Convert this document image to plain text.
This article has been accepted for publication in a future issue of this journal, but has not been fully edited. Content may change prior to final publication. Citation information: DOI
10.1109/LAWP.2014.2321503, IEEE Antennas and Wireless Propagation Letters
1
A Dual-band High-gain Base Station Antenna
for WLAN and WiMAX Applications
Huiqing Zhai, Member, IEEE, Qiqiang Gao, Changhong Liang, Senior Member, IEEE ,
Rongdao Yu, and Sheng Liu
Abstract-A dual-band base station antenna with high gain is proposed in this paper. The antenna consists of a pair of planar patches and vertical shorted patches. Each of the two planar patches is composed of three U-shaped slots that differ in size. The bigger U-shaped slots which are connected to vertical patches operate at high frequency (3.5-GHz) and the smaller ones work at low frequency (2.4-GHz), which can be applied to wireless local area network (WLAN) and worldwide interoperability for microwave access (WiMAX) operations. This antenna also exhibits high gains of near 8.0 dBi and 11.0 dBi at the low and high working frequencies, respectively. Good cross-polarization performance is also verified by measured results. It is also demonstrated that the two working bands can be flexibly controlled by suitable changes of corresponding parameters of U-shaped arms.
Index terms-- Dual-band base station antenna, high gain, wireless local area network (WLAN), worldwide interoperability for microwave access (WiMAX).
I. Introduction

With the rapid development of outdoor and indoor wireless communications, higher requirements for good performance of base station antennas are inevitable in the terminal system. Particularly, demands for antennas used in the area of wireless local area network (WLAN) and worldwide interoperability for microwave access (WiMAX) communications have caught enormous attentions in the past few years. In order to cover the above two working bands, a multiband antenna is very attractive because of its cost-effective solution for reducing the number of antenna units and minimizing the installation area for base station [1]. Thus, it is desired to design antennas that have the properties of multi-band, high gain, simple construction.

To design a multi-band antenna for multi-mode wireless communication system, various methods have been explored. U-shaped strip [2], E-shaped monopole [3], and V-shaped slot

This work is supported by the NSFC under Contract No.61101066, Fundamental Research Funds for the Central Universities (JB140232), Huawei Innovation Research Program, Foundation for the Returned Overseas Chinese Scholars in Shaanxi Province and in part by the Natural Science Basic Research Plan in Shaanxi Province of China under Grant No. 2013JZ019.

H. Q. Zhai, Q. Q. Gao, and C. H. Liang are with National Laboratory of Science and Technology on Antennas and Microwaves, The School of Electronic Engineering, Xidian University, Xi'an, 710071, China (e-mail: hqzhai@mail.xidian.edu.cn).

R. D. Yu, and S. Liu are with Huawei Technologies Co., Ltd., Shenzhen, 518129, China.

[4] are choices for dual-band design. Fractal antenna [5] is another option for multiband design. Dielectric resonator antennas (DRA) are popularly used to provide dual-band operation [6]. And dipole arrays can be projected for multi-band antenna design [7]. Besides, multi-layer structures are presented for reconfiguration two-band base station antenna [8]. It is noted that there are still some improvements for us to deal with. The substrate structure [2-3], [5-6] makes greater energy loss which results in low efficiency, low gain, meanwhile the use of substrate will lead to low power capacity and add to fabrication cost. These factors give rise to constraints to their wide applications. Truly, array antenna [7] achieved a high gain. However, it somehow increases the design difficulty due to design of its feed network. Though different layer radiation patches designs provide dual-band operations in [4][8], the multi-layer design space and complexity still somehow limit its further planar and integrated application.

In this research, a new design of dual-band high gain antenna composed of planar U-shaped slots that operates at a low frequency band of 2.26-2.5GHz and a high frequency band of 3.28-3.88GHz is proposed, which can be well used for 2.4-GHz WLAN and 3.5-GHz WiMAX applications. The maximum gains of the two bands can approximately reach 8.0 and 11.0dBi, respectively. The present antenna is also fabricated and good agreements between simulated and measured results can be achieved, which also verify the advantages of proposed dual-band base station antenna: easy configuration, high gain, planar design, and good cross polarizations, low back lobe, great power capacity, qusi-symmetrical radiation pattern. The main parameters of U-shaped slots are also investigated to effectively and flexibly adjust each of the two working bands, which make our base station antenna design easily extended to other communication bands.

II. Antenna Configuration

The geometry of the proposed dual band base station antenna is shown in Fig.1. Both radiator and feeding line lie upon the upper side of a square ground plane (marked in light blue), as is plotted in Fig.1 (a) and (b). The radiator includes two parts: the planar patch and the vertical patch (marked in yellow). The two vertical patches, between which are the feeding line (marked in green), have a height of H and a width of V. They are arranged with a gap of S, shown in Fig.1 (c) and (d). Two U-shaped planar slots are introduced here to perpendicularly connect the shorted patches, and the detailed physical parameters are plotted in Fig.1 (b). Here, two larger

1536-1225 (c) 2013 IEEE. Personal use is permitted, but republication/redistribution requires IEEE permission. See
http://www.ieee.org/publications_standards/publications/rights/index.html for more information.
================
● Task requirements: From the entries above, copy every line containing the word "information".

● In response:
This article has been accepted for publication in a future issue of this journal, but has not been fully edited. Content may change prior to final publication. Citation information: DOI
http://www.ieee.org/publications_standards/publications/rights/index.html for more information.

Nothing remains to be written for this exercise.